:: SOURCE PASSAGE ::

* BEGIN *

While the Court’s decision in Ricci v. DeStefano focused mostly on disparate impact law, much of the subsequent discussion has focused on the threshold finding that the City of New Haven’s decision not to use the test scores to promote firefighters was, as a matter of law, disparate treatment discrimination against some white firefighters who would be promoted if the test scores were used. Recent events suggest that the issues raised in those discussion may have to be decided since African-American testtakers have now challenged the use of the test scores as both disparate treatment and disparate impact discrimination.

The Court described the factual basis for finding that the City’s decision not to use the test scores was disparate treatment discrimination against those testtakers — the 17 whites and two Hispanic who would have been promoted if the test scores were used:

“When the examination results showed that white candidates had outperformed minority candidates, the mayor and other local politicians opened a public debate that turned rancorous. Some firefighters argued the tests should be discarded because the results showed the tests to be discriminatory. They threatened a discrimination lawsuit if the City made promotions based on the tests. Other firefighters said the exams were neutral and fair. And they, in turn, threatened a discrimination lawsuit if the City, relying on the statistical racial disparity, ignored the test results and denied promotions to the candidates who had performed well. In the end the City took the side of those who protested the test results. It threw out the examinations.”

* END *

:: DATASET RECORDS ::
* BEGIN *

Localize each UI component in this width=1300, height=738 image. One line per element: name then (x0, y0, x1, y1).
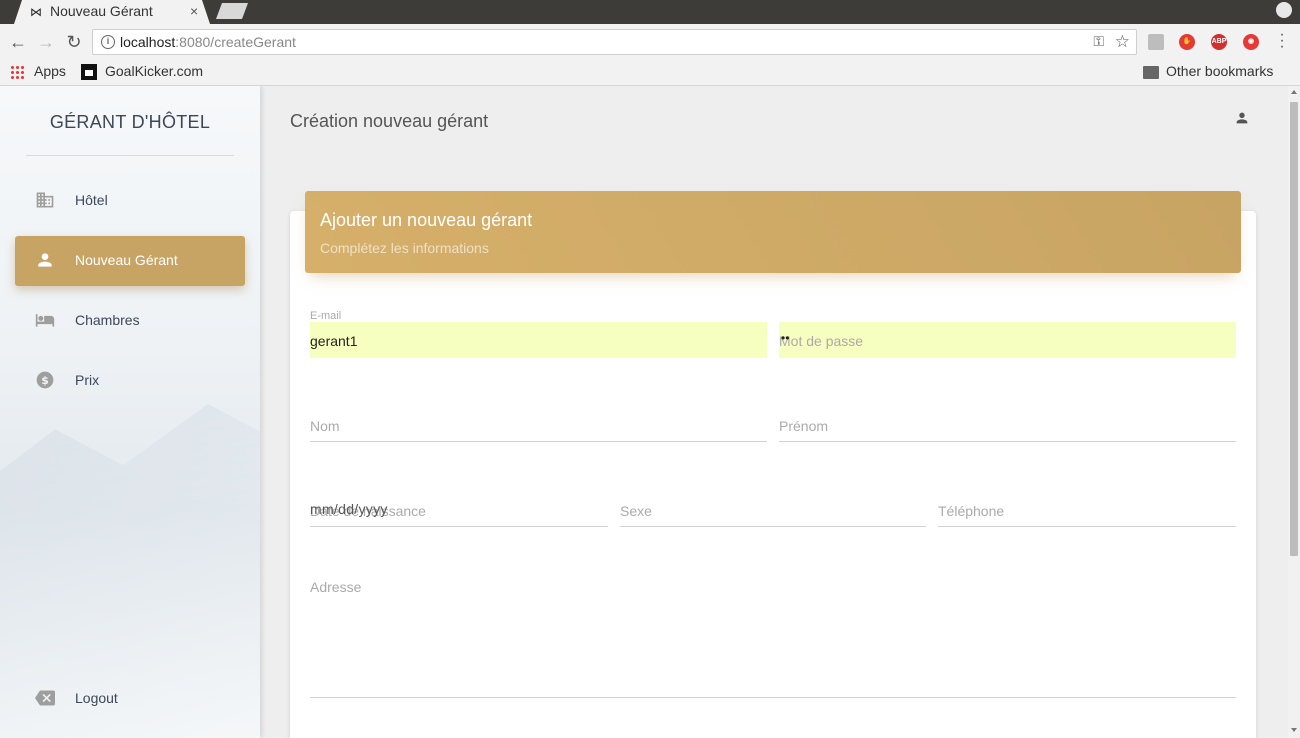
page-viewport: GÉRANT D'HÔTEL Hôtel Nouveau Gérant Cham… (0, 86, 1288, 738)
svg-text:$: $ (41, 374, 49, 387)
key-icon[interactable]: ⚿ (1093, 33, 1104, 50)
browser-tab[interactable]: ⋈ Nouveau Gérant × (14, 0, 210, 24)
reload-icon[interactable]: ↻ (64, 32, 84, 52)
page-icon[interactable] (1148, 34, 1164, 50)
brand-title[interactable]: GÉRANT D'HÔTEL (0, 112, 260, 133)
adresse-placeholder: Adresse (310, 579, 362, 595)
nom-placeholder: Nom (310, 418, 340, 434)
sidebar-item-prix[interactable]: $ Prix (15, 356, 245, 406)
prenom-placeholder: Prénom (779, 418, 829, 434)
account-icon[interactable] (1234, 110, 1250, 126)
password-placeholder: Mot de passe (779, 333, 864, 349)
prenom-field[interactable]: Prénom (779, 406, 1236, 442)
forward-icon[interactable]: → (36, 32, 56, 52)
form-subtitle: Complétez les informations (320, 240, 489, 256)
email-label: E-mail (310, 310, 342, 322)
site-info-icon[interactable]: i (101, 35, 115, 49)
password-input[interactable]: •• (781, 331, 789, 345)
nom-underline (310, 441, 767, 442)
form-title: Ajouter un nouveau gérant (320, 210, 533, 230)
url-host: localhost (120, 34, 176, 50)
sidebar-item-chambres[interactable]: Chambres (15, 296, 245, 346)
nom-field[interactable]: Nom (310, 406, 767, 442)
scroll-down-arrow-icon[interactable] (1291, 728, 1297, 732)
back-icon[interactable]: ← (8, 32, 28, 52)
sidebar-item-label: Nouveau Gérant (75, 252, 178, 268)
browser-toolbar: ← → ↻ i localhost:8080/createGerant ⚿ ☆ … (0, 24, 1300, 60)
bed-icon (35, 314, 55, 327)
sexe-underline (620, 526, 926, 527)
prenom-underline (779, 441, 1236, 442)
telephone-placeholder: Téléphone (938, 503, 1005, 519)
sidebar-item-label: Prix (75, 372, 100, 388)
sexe-placeholder: Sexe (620, 503, 652, 519)
page-scrollbar[interactable] (1288, 86, 1300, 738)
tab-title: Nouveau Gérant (50, 3, 153, 19)
browser-tab-strip: ⋈ Nouveau Gérant × (0, 0, 1300, 24)
apps-grid-icon (10, 65, 24, 79)
date-naissance-input[interactable]: mm/dd/yyyy (310, 501, 388, 517)
scrollbar-thumb[interactable] (1290, 102, 1298, 556)
address-bar[interactable]: i localhost:8080/createGerant ⚿ ☆ (92, 29, 1137, 55)
adresse-underline (310, 697, 1236, 698)
url-text: localhost:8080/createGerant (120, 34, 296, 50)
brand-divider (26, 155, 234, 156)
person-icon (38, 253, 52, 267)
bookmark-goalkicker[interactable]: GoalKicker.com (105, 63, 203, 79)
bookmarks-bar: Apps GoalKicker.com Other bookmarks (0, 60, 1300, 86)
browser-menu-icon[interactable]: · · · (1276, 27, 1288, 55)
profile-icon[interactable] (1276, 2, 1292, 18)
backspace-icon (35, 690, 55, 706)
bookmark-other[interactable]: Other bookmarks (1166, 63, 1273, 79)
email-input[interactable]: gerant1 (310, 333, 357, 349)
logout-label: Logout (75, 690, 118, 706)
goalkicker-icon (81, 64, 97, 80)
abp-icon[interactable]: ABP (1211, 34, 1227, 50)
password-field[interactable]: Mot de passe •• (779, 310, 1236, 358)
page-title: Création nouveau gérant (290, 111, 489, 131)
scroll-up-arrow-icon[interactable] (1291, 90, 1297, 94)
bookmark-apps[interactable]: Apps (34, 63, 66, 79)
sidebar-item-hotel[interactable]: Hôtel (15, 176, 245, 226)
telephone-field[interactable]: Téléphone (938, 491, 1236, 527)
sidebar-item-label: Hôtel (75, 192, 108, 208)
sidebar: GÉRANT D'HÔTEL Hôtel Nouveau Gérant Cham… (0, 86, 260, 738)
bookmark-star-icon[interactable]: ☆ (1115, 32, 1130, 52)
ublock-icon[interactable]: ◉ (1243, 34, 1259, 50)
sidebar-item-nouveau-gerant[interactable]: Nouveau Gérant (15, 236, 245, 286)
date-naissance-underline (310, 526, 608, 527)
date-naissance-field[interactable]: Date de naissance mm/dd/yyyy (310, 491, 608, 527)
url-path: :8080/createGerant (175, 34, 296, 50)
email-autofill-box[interactable] (310, 322, 767, 358)
bowtie-favicon-icon: ⋈ (30, 5, 42, 19)
tab-close-icon[interactable]: × (190, 3, 198, 19)
sidebar-item-logout[interactable]: Logout (15, 674, 245, 724)
folder-icon (1143, 66, 1159, 79)
adblock-hand-icon[interactable]: ✋ (1179, 34, 1195, 50)
adresse-textarea[interactable]: Adresse (310, 566, 1236, 698)
form-card-header: Ajouter un nouveau gérant Complétez les … (305, 191, 1241, 273)
new-tab-button[interactable] (216, 3, 248, 19)
building-icon (36, 192, 54, 208)
telephone-underline (938, 526, 1236, 527)
dollar-icon: $ (36, 371, 54, 389)
sidebar-item-label: Chambres (75, 312, 140, 328)
email-field[interactable]: E-mail gerant1 (310, 310, 767, 358)
sexe-field[interactable]: Sexe (620, 491, 926, 527)
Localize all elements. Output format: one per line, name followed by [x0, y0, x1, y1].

* END *

:: EXERCISE SET ::
• 1. Answer these questions from the passage on Ricci v. DeStefano:
(a) What did the Court's decision in Ricci v. DeStefano focus on mostly?
(b) How many white and how many Hispanic testtakers would have been promoted if the test scores had been used?
(c) What did the City do with the examinations in the end, according to the quoted description?
• 2. Extend the passage on Ricci v. DeStefano, starting after its last sentence.

:: ANSWERS BELOW ::
• 1.
(a) Disparate impact law.
(b) 17 white testtakers and two Hispanic testtakers.
(c) It threw out the examinations.

• 2.
The Court later describes why those facts support, as a matter of law, a finding of disparate treatment discrimination:

“The City’s actions would violate the disparate-treatment prohibition of Title VII absent some valid defense. All the evidence demonstrates that the City chose not to certify the examination results because of the statistical disparity based on race—i.e., how minority candidates had performed when compared to white candidates. . . . Whatever the City’s ultimate aim—however well intentioned or benevolent it might have seemed—the City made its employment decision because of race. The City rejected the test results solely because the higher scoring candidates were white.”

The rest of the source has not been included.